Segment Start: Provided material

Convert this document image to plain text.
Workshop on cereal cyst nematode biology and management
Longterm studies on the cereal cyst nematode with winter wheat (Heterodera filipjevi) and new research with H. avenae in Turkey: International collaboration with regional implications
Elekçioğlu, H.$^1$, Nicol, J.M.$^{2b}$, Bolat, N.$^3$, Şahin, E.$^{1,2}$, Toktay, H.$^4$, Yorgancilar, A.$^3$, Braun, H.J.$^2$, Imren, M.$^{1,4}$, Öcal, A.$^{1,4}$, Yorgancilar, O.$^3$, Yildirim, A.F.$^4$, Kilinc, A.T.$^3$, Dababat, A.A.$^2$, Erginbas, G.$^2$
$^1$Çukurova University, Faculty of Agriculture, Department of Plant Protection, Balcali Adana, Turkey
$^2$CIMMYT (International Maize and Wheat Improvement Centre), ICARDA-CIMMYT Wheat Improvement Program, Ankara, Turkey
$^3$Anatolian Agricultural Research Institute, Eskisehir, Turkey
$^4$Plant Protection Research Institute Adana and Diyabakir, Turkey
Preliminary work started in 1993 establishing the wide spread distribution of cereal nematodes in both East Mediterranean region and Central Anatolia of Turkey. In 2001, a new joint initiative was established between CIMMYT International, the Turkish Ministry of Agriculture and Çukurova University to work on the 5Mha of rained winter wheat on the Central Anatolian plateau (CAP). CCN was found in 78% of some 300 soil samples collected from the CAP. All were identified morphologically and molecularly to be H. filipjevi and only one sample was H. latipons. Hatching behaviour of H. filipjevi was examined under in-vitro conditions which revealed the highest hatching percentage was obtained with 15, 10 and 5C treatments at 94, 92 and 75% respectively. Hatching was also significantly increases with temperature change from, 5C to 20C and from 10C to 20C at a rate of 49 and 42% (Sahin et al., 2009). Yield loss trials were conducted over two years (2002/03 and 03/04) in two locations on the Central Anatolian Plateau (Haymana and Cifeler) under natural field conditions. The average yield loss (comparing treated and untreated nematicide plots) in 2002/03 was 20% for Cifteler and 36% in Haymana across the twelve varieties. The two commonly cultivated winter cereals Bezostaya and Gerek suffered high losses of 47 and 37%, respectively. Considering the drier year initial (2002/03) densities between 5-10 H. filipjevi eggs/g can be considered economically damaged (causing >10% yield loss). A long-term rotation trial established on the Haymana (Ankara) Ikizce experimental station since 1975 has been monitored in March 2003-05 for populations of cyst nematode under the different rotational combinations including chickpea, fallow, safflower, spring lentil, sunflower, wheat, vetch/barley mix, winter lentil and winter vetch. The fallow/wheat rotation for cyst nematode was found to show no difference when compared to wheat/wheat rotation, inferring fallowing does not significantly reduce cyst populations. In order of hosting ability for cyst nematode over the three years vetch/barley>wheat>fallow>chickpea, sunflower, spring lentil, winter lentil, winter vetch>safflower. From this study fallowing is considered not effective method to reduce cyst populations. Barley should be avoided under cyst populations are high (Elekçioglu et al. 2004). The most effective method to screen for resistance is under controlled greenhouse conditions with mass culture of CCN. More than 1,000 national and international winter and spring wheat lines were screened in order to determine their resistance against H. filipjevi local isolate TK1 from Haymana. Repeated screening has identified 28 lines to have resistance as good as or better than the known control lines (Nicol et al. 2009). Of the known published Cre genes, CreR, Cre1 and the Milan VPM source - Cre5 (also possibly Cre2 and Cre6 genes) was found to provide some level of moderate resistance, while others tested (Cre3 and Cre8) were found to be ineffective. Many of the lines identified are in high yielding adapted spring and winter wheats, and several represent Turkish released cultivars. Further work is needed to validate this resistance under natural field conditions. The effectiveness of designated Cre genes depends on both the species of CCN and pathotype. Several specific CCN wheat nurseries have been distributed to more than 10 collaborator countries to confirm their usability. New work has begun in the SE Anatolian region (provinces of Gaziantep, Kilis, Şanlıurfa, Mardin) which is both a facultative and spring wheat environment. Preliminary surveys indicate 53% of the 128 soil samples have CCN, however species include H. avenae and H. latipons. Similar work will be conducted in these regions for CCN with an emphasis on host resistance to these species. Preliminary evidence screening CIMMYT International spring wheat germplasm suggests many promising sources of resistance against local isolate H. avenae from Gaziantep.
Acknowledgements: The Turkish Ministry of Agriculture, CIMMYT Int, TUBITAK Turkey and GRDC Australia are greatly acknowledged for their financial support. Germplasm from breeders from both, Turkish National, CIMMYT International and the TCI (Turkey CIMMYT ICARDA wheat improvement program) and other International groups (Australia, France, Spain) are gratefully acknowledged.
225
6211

Segment End: Provided material

Work request.
What lines above contain the word "Plant"? Return each such line.

Answer space.
$^1$Çukurova University, Faculty of Agriculture, Department of Plant Protection, Balcali Adana, Turkey
$^4$Plant Protection Research Institute Adana and Diyabakir, Turkey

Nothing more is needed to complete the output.